WORK TO DO:
Copy out each line of the data that holds the word "технических".

(Stored data entries)
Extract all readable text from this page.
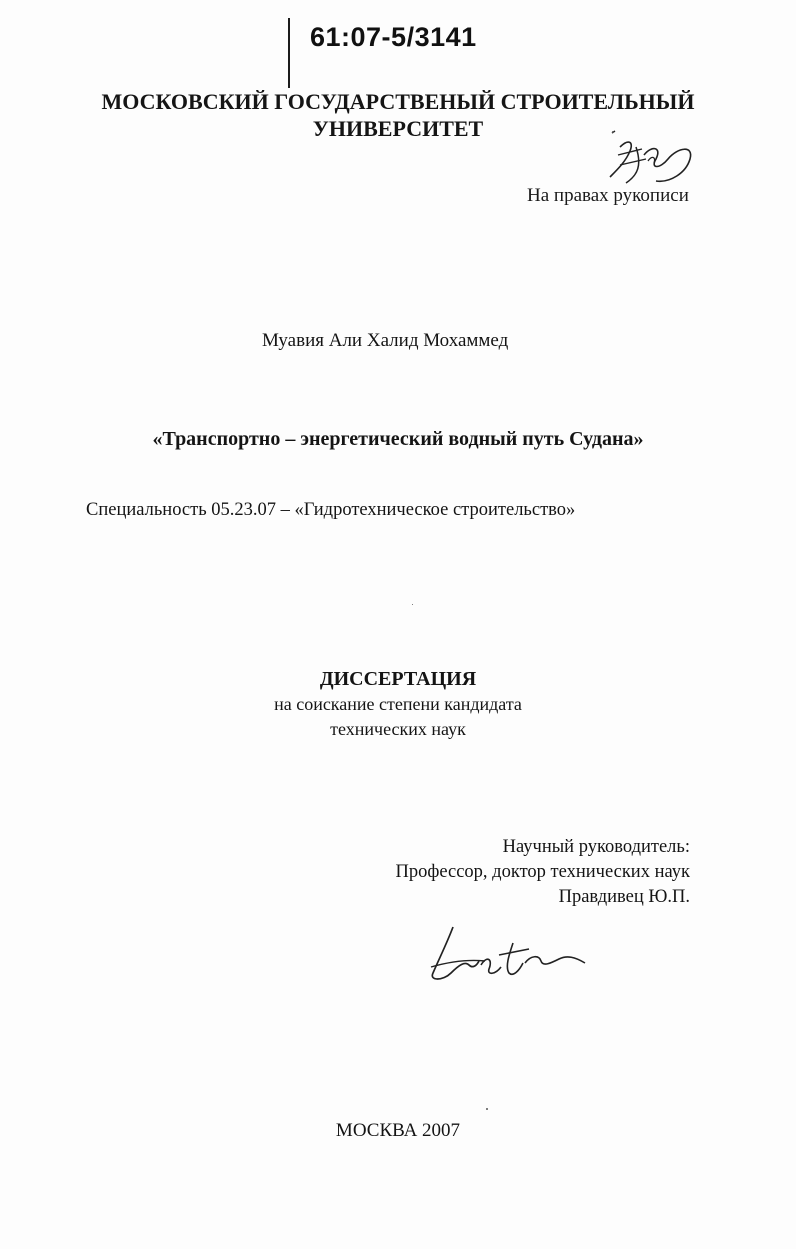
61:07-5/3141
МОСКОВСКИЙ ГОСУДАРСТВЕНЫЙ СТРОИТЕЛЬНЫЙ
УНИВЕРСИТЕТ
На правах рукописи
Муавия Али Халид Мохаммед
«Транспортно – энергетический водный путь Судана»
Специальность 05.23.07 – «Гидротехническое строительство»
ДИССЕРТАЦИЯ
на соискание степени кандидата
технических наук
Научный руководитель:
Профессор, доктор технических наук
Правдивец Ю.П.
МОСКВА 2007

SOLUTION BELOW:
технических наук
Профессор, доктор технических наук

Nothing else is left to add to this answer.